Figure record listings
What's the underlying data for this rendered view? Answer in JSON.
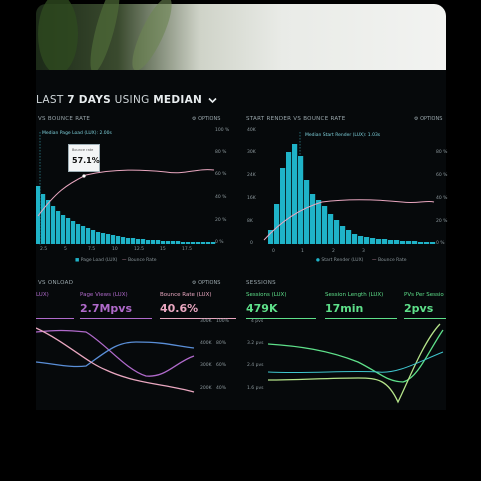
{
  "colors": {
    "cyan": "#1fb3c8",
    "pink": "#e9a7c0",
    "purple": "#b06acb",
    "green": "#5ee08a",
    "teal": "#3fc6cf",
    "white": "#e7ecee"
  },
  "header": {
    "title_prefix": "LAST ",
    "title_bold": "7 DAYS",
    "title_mid": " USING ",
    "title_mode": "MEDIAN",
    "chevron": "chevron-down-icon"
  },
  "left_panel": {
    "heading": "VS BOUNCE RATE",
    "options": "OPTIONS",
    "legend_top": "Median Page Load (LUX): 2.00s",
    "tooltip_label": "Bounce rate",
    "tooltip_value": "57.1%",
    "y_right": [
      "100 %",
      "80 %",
      "60 %",
      "40 %",
      "20 %",
      "0 %"
    ],
    "x_ticks": [
      "2.5",
      "5",
      "7.5",
      "10",
      "12.5",
      "15",
      "17.5"
    ],
    "legend": [
      "Page Load (LUX)",
      "Bounce Rate"
    ]
  },
  "right_panel": {
    "heading": "START RENDER VS BOUNCE RATE",
    "options": "OPTIONS",
    "legend_top": "Median Start Render (LUX): 1.03s",
    "y_left": [
      "40K",
      "30K",
      "24K",
      "16K",
      "8K",
      "0"
    ],
    "y_right": [
      "80 %",
      "60 %",
      "40 %",
      "20 %",
      "0 %"
    ],
    "x_ticks": [
      "0",
      "1",
      "2",
      "3"
    ],
    "legend": [
      "Start Render (LUX)",
      "Bounce Rate"
    ]
  },
  "bottom_left": {
    "heading": "VS ONLOAD",
    "options": "OPTIONS",
    "metrics": [
      {
        "label": "LUX)",
        "value": ""
      },
      {
        "label": "Page Views (LUX)",
        "value": "2.7Mpvs"
      },
      {
        "label": "Bounce Rate (LUX)",
        "value": "40.6%"
      }
    ],
    "y_mid": [
      "300K",
      "400K",
      "300K",
      "200K"
    ],
    "y_right": [
      "100%",
      "80%",
      "60%",
      "40%"
    ]
  },
  "bottom_right": {
    "heading": "SESSIONS",
    "metrics": [
      {
        "label": "Sessions (LUX)",
        "value": "479K"
      },
      {
        "label": "Session Length (LUX)",
        "value": "17min"
      },
      {
        "label": "PVs Per Sessio",
        "value": "2pvs"
      }
    ],
    "y_left": [
      "4 pvs",
      "3.2 pvs",
      "2.4 pvs",
      "1.6 pvs"
    ]
  }
}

▶ **What is asked**
Every entry must be written out exactly, with all pictures left out.

▶ **Result of this exercise**
What's the underlying data for this rendered view? Answer in JSON.
{
  "colors": {
    "cyan": "#1fb3c8",
    "pink": "#e9a7c0",
    "purple": "#b06acb",
    "green": "#5ee08a",
    "teal": "#3fc6cf",
    "white": "#e7ecee"
  },
  "header": {
    "title_prefix": "LAST ",
    "title_bold": "7 DAYS",
    "title_mid": " USING ",
    "title_mode": "MEDIAN",
    "chevron": "chevron-down-icon"
  },
  "left_panel": {
    "heading": "VS BOUNCE RATE",
    "options": "OPTIONS",
    "legend_top": "Median Page Load (LUX): 2.00s",
    "tooltip_label": "Bounce rate",
    "tooltip_value": "57.1%",
    "y_right": [
      "100 %",
      "80 %",
      "60 %",
      "40 %",
      "20 %",
      "0 %"
    ],
    "x_ticks": [
      "2.5",
      "5",
      "7.5",
      "10",
      "12.5",
      "15",
      "17.5"
    ],
    "legend": [
      "Page Load (LUX)",
      "Bounce Rate"
    ]
  },
  "right_panel": {
    "heading": "START RENDER VS BOUNCE RATE",
    "options": "OPTIONS",
    "legend_top": "Median Start Render (LUX): 1.03s",
    "y_left": [
      "40K",
      "30K",
      "24K",
      "16K",
      "8K",
      "0"
    ],
    "y_right": [
      "80 %",
      "60 %",
      "40 %",
      "20 %",
      "0 %"
    ],
    "x_ticks": [
      "0",
      "1",
      "2",
      "3"
    ],
    "legend": [
      "Start Render (LUX)",
      "Bounce Rate"
    ]
  },
  "bottom_left": {
    "heading": "VS ONLOAD",
    "options": "OPTIONS",
    "metrics": [
      {
        "label": "LUX)",
        "value": ""
      },
      {
        "label": "Page Views (LUX)",
        "value": "2.7Mpvs"
      },
      {
        "label": "Bounce Rate (LUX)",
        "value": "40.6%"
      }
    ],
    "y_mid": [
      "300K",
      "400K",
      "300K",
      "200K"
    ],
    "y_right": [
      "100%",
      "80%",
      "60%",
      "40%"
    ]
  },
  "bottom_right": {
    "heading": "SESSIONS",
    "metrics": [
      {
        "label": "Sessions (LUX)",
        "value": "479K"
      },
      {
        "label": "Session Length (LUX)",
        "value": "17min"
      },
      {
        "label": "PVs Per Sessio",
        "value": "2pvs"
      }
    ],
    "y_left": [
      "4 pvs",
      "3.2 pvs",
      "2.4 pvs",
      "1.6 pvs"
    ]
  }
}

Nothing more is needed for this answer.